= Information given =
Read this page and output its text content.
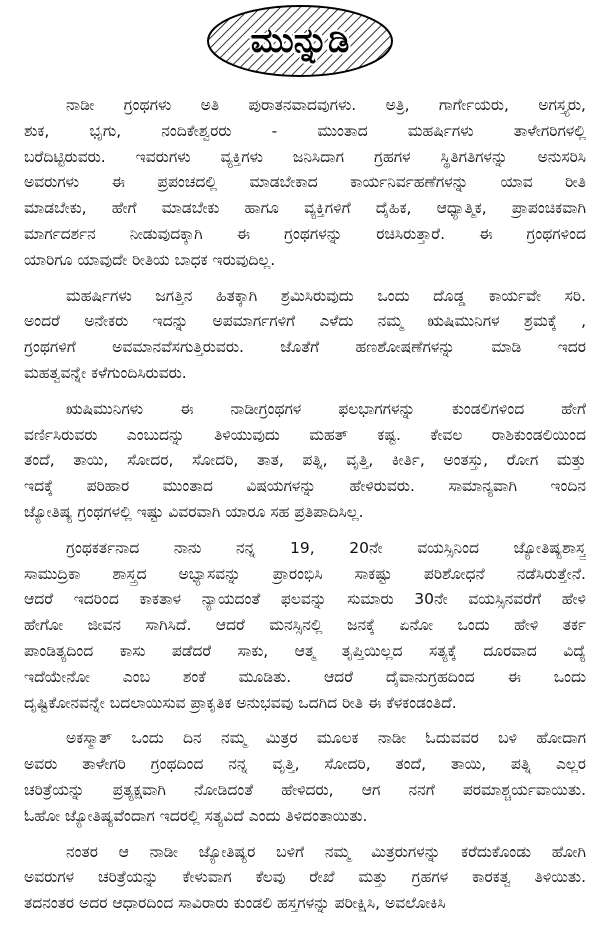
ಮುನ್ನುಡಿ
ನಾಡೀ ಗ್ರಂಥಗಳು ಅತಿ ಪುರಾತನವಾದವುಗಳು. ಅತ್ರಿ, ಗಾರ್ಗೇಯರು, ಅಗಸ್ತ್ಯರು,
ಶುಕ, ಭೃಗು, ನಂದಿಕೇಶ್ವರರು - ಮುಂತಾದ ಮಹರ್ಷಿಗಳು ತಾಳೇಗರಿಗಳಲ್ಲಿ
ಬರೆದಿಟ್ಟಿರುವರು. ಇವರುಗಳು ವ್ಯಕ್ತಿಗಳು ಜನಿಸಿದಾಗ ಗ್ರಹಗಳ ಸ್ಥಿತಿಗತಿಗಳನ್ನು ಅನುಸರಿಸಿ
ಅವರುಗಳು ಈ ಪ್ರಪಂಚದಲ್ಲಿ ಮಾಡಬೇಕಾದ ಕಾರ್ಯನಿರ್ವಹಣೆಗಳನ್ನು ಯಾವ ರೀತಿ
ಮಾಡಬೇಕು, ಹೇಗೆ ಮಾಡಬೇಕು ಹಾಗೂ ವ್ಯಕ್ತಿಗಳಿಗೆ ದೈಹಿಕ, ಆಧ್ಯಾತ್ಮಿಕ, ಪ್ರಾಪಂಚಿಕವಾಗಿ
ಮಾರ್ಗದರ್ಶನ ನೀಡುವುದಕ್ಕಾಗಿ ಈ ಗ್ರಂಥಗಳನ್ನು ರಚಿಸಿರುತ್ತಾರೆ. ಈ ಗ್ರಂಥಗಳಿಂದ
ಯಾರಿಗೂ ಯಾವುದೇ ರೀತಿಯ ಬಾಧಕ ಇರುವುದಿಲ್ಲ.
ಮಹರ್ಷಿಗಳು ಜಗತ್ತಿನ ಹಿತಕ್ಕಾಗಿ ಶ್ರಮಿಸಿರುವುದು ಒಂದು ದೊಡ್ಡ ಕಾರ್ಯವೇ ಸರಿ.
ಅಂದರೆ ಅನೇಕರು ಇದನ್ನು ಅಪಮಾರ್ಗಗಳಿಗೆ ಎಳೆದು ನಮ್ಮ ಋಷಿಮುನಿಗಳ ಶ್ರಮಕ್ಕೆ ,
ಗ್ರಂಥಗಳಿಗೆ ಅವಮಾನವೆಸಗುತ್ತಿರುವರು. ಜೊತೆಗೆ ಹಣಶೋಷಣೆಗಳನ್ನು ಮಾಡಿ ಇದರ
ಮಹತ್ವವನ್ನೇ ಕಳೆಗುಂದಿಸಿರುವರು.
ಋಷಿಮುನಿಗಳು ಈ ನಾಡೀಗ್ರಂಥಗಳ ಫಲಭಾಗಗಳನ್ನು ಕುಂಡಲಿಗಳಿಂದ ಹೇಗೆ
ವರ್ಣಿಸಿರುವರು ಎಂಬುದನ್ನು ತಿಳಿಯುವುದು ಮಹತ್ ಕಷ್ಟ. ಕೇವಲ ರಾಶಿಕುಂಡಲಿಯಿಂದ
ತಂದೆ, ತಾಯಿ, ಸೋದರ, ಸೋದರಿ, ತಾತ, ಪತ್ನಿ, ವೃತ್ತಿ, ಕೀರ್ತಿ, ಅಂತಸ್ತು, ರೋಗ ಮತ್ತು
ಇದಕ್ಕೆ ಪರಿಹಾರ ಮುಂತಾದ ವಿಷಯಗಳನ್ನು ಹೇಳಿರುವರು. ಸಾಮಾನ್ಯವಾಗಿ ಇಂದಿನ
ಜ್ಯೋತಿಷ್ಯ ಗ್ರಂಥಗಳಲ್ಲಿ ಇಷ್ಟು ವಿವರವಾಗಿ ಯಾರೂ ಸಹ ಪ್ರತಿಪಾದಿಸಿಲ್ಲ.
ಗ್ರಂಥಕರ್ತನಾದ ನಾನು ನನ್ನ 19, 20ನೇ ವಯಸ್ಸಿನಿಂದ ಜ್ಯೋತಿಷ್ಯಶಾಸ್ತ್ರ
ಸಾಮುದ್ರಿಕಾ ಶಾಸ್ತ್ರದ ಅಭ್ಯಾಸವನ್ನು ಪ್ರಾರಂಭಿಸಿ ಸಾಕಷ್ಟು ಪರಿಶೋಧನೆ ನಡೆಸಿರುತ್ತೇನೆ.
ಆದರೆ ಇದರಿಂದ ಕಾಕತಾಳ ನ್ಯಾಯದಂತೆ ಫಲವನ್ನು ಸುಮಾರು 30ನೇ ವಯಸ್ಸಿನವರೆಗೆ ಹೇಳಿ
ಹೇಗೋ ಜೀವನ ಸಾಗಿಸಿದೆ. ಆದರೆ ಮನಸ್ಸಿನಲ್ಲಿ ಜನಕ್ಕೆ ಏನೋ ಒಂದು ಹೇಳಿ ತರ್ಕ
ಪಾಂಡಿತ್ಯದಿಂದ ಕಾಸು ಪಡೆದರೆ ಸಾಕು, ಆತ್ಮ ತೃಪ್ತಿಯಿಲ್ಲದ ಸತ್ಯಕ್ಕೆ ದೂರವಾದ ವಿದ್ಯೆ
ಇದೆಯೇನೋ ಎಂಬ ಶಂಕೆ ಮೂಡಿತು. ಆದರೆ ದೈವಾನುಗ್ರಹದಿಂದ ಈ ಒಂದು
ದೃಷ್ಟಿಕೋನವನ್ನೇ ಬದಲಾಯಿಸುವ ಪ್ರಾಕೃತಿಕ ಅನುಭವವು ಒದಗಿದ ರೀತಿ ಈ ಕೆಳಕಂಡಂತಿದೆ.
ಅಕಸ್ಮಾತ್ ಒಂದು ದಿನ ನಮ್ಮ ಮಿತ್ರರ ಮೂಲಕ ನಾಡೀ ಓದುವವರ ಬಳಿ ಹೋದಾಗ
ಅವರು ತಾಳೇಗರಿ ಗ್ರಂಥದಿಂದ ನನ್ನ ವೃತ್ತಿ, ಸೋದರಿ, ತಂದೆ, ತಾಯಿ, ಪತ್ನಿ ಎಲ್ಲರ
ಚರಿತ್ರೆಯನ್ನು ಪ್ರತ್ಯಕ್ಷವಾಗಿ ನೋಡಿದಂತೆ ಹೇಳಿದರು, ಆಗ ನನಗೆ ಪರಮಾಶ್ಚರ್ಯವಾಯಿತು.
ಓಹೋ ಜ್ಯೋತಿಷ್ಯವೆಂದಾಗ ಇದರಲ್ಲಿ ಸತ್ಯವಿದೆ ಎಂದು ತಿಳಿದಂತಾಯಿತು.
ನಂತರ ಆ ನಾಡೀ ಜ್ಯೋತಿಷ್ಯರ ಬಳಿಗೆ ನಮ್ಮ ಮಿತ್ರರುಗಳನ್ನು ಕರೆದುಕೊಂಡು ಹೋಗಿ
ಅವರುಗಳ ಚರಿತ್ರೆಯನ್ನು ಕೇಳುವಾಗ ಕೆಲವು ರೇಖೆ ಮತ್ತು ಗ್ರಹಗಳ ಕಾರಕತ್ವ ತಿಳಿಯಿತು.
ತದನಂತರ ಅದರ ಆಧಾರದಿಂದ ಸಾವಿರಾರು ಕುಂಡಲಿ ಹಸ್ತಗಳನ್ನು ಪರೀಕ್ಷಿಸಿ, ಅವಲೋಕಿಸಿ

---

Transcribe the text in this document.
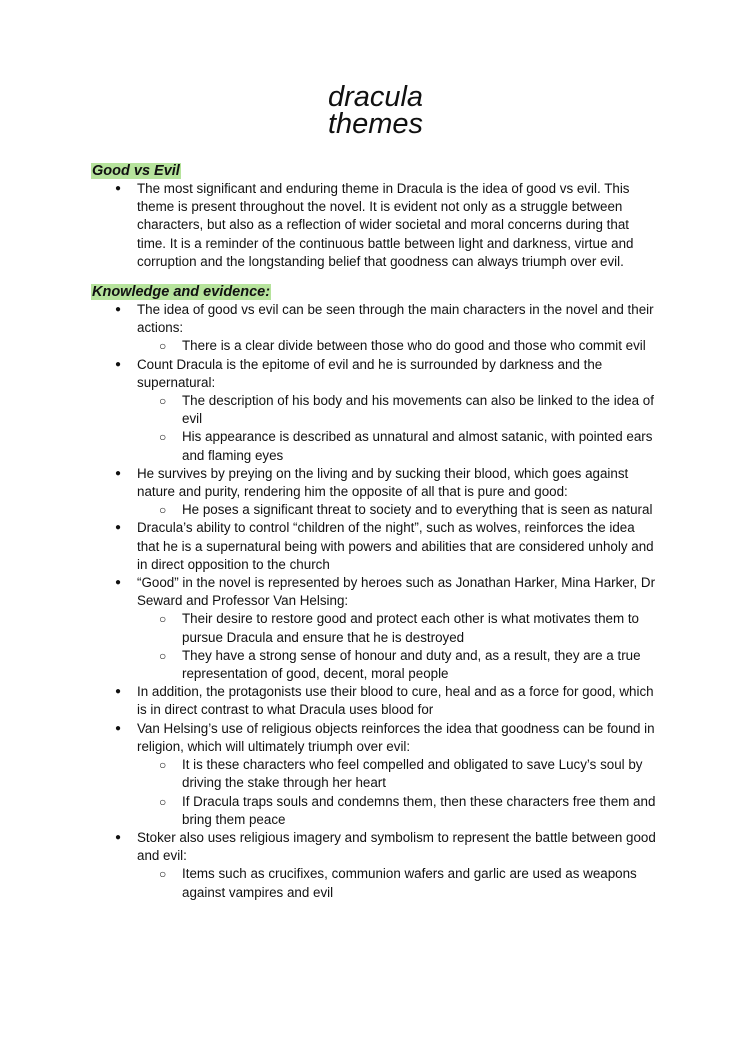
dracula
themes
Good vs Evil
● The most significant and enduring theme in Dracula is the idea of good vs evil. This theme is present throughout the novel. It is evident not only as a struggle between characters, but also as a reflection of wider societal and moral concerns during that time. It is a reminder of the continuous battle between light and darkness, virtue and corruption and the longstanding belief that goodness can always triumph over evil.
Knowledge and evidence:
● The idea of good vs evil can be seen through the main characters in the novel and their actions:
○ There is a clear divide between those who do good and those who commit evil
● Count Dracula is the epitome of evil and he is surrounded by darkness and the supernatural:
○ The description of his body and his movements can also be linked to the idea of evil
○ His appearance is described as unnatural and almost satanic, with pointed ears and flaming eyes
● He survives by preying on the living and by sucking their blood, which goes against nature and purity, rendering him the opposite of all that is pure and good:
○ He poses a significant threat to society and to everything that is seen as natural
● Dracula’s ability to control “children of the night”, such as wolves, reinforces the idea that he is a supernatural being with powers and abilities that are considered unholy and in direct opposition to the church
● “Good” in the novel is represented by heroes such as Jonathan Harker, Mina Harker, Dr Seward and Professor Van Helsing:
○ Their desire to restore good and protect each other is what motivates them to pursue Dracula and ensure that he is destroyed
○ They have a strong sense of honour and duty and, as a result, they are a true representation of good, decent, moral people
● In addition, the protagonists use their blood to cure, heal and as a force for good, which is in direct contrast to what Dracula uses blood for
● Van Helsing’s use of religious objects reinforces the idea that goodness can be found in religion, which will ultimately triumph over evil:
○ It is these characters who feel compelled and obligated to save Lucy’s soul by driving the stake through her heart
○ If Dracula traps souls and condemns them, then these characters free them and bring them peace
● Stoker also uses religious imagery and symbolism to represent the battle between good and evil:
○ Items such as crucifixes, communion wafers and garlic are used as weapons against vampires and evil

= Your goal =
Copy each line above where the string "supernatural" occurs.

= Finished task =
● Count Dracula is the epitome of evil and he is surrounded by darkness and the supernatural:
● Dracula’s ability to control “children of the night”, such as wolves, reinforces the idea that he is a supernatural being with powers and abilities that are considered unholy and in direct opposition to the church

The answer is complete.